-- begin --

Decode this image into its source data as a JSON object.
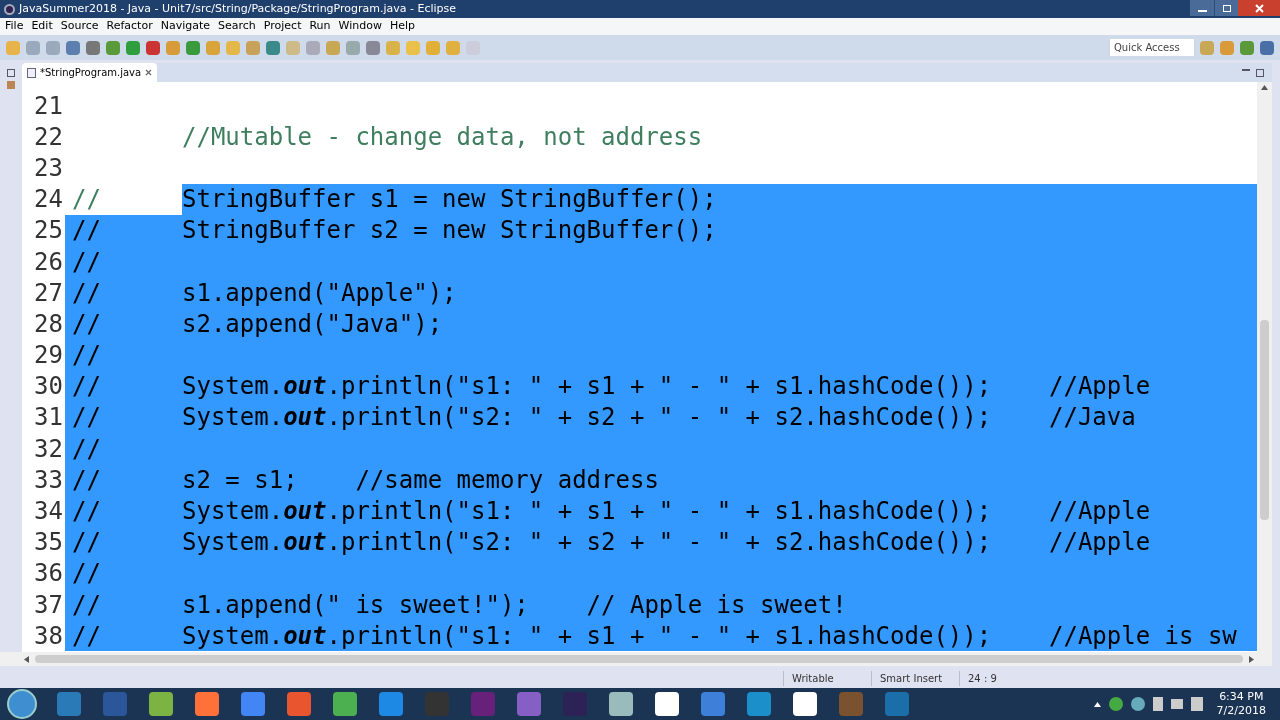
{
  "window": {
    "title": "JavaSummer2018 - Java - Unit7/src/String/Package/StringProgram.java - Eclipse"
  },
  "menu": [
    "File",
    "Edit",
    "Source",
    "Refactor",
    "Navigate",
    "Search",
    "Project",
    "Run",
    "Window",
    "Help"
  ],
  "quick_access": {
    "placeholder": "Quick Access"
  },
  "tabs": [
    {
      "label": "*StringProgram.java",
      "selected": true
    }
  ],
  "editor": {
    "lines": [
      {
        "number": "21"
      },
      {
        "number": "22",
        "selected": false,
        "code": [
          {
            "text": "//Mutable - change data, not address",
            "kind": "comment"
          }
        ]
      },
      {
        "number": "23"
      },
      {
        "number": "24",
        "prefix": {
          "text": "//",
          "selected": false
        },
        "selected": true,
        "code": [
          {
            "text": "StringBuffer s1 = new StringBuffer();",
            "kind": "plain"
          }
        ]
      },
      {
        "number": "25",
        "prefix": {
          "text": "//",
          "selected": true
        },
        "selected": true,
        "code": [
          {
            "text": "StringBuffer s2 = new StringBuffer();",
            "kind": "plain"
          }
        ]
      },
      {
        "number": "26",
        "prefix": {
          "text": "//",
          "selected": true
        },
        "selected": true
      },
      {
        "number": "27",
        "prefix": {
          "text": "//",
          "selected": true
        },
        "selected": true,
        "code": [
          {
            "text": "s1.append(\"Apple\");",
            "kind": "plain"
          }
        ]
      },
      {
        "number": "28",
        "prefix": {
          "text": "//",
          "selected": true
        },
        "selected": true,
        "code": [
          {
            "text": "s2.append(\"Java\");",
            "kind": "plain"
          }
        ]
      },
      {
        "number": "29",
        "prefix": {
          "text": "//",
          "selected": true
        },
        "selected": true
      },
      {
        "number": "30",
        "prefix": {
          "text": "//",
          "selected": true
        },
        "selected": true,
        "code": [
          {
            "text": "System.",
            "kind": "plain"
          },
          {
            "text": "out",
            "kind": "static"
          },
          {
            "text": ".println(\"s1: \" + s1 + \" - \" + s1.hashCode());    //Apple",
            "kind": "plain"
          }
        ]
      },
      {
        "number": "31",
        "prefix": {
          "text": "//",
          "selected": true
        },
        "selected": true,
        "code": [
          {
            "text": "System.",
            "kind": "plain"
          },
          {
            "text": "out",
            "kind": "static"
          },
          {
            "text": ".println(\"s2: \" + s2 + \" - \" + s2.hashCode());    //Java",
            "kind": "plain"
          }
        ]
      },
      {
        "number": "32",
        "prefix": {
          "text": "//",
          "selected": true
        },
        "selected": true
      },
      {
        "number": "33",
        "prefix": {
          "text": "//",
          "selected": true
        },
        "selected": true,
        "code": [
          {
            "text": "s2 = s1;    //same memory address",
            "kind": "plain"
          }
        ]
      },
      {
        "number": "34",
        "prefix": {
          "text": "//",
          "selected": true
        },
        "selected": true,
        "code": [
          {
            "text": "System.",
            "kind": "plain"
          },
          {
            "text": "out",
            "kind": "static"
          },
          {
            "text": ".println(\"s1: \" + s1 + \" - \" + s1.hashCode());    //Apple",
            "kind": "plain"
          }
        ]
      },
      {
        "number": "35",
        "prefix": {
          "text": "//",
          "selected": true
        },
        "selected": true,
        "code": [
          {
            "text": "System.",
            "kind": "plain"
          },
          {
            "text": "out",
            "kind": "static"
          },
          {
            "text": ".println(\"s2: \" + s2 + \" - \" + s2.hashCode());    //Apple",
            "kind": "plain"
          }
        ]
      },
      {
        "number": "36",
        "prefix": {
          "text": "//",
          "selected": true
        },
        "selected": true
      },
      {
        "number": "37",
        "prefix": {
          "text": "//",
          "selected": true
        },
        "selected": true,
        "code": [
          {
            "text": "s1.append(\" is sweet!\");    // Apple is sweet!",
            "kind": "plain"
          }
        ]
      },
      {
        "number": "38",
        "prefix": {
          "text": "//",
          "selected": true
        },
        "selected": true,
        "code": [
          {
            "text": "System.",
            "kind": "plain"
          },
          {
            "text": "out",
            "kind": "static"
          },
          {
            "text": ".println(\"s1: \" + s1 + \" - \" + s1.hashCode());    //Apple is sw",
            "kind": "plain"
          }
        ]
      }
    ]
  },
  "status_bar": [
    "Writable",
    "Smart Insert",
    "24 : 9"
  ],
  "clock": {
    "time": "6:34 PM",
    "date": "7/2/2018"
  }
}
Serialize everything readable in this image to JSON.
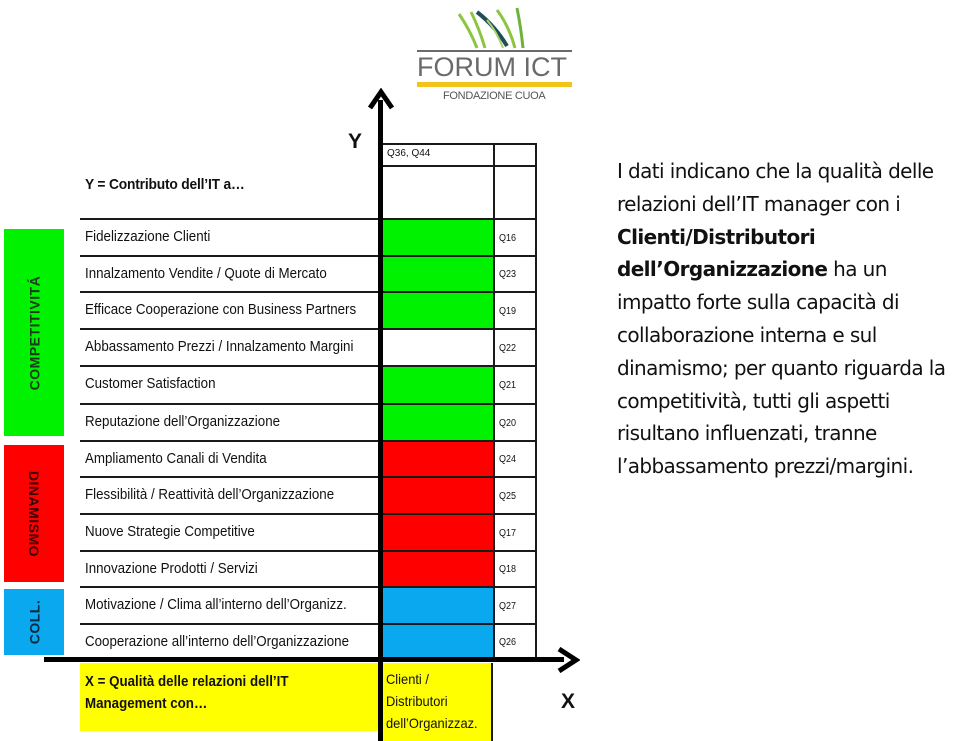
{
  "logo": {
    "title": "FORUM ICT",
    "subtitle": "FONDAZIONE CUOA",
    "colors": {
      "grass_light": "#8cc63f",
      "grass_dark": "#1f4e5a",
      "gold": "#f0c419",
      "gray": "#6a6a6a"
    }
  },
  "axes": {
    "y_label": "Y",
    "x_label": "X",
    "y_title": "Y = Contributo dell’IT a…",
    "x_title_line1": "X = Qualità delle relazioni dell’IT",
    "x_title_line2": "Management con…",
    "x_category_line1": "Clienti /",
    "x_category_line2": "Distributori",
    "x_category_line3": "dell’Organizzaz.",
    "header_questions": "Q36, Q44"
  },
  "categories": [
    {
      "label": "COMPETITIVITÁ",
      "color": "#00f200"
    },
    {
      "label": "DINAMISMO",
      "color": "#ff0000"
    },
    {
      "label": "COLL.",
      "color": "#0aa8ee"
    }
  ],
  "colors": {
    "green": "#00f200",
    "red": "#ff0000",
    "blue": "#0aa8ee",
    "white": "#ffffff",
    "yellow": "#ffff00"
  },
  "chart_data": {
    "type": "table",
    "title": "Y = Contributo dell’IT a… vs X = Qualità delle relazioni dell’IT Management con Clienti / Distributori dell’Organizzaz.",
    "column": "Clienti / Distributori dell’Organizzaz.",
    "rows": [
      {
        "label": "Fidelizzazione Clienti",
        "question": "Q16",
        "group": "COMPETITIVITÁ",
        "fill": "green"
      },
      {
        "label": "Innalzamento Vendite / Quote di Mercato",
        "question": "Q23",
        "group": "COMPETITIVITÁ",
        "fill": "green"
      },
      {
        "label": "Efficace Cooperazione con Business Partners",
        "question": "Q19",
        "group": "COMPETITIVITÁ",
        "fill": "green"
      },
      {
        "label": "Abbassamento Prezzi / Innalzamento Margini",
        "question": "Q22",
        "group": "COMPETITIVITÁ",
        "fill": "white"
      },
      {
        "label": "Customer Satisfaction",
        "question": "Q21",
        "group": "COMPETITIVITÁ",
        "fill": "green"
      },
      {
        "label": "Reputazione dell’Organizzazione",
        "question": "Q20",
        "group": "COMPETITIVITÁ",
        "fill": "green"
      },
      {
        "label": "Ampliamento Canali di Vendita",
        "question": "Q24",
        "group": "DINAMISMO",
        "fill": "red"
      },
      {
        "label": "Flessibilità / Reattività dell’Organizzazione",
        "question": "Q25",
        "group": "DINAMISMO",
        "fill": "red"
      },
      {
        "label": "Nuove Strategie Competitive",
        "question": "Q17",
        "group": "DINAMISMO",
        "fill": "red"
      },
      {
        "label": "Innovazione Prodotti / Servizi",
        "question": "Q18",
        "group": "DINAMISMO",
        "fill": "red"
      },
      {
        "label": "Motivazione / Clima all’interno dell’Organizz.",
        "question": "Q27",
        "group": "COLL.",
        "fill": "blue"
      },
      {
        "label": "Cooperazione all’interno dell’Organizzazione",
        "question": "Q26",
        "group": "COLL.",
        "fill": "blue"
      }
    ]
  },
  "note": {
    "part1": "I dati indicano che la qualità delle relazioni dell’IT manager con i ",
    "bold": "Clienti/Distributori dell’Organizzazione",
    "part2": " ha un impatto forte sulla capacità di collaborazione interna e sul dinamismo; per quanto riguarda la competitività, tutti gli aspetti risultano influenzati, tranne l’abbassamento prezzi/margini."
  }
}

-- end --
-- begin --

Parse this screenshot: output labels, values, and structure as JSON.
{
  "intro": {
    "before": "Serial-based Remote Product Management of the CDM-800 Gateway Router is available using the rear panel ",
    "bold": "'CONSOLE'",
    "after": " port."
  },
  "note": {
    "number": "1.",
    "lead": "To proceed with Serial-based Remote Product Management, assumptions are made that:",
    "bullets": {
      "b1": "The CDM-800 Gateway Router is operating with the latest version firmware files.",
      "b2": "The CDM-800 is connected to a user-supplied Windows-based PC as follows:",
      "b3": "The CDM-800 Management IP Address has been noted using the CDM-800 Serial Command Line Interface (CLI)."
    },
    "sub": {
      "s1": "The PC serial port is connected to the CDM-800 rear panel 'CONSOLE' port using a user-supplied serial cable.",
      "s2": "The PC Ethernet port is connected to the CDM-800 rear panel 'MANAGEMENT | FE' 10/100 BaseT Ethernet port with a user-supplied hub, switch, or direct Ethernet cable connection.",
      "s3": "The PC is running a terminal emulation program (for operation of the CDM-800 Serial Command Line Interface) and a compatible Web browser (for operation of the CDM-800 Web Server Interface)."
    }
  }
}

-- end --
-- begin --

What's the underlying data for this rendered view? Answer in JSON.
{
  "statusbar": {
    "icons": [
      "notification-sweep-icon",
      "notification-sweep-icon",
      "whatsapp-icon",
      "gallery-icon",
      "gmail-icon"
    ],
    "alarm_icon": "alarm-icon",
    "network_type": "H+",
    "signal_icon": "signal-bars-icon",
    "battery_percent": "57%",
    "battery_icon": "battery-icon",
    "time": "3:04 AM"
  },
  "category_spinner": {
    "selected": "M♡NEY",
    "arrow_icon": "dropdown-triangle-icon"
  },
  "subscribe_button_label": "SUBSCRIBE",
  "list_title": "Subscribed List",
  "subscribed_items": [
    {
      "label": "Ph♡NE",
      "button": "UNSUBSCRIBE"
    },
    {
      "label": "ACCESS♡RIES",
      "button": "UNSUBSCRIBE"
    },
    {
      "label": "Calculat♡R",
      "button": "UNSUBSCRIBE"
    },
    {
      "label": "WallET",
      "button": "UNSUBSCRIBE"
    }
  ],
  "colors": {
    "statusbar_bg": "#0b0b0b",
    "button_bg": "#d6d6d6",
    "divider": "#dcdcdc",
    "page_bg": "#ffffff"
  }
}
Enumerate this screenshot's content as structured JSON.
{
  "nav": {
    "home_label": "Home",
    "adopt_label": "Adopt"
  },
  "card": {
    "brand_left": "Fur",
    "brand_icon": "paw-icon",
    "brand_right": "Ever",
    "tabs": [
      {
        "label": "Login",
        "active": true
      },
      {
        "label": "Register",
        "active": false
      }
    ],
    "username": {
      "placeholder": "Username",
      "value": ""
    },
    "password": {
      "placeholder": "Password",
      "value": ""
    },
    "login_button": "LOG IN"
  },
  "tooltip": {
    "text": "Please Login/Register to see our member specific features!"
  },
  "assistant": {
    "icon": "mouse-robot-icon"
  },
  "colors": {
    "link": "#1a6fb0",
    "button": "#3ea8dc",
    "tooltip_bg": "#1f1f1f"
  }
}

-- end --

What is required: A line counts if it holds the word "screenshot". How many lines of the entries count? Give the number only.

Answer below: 2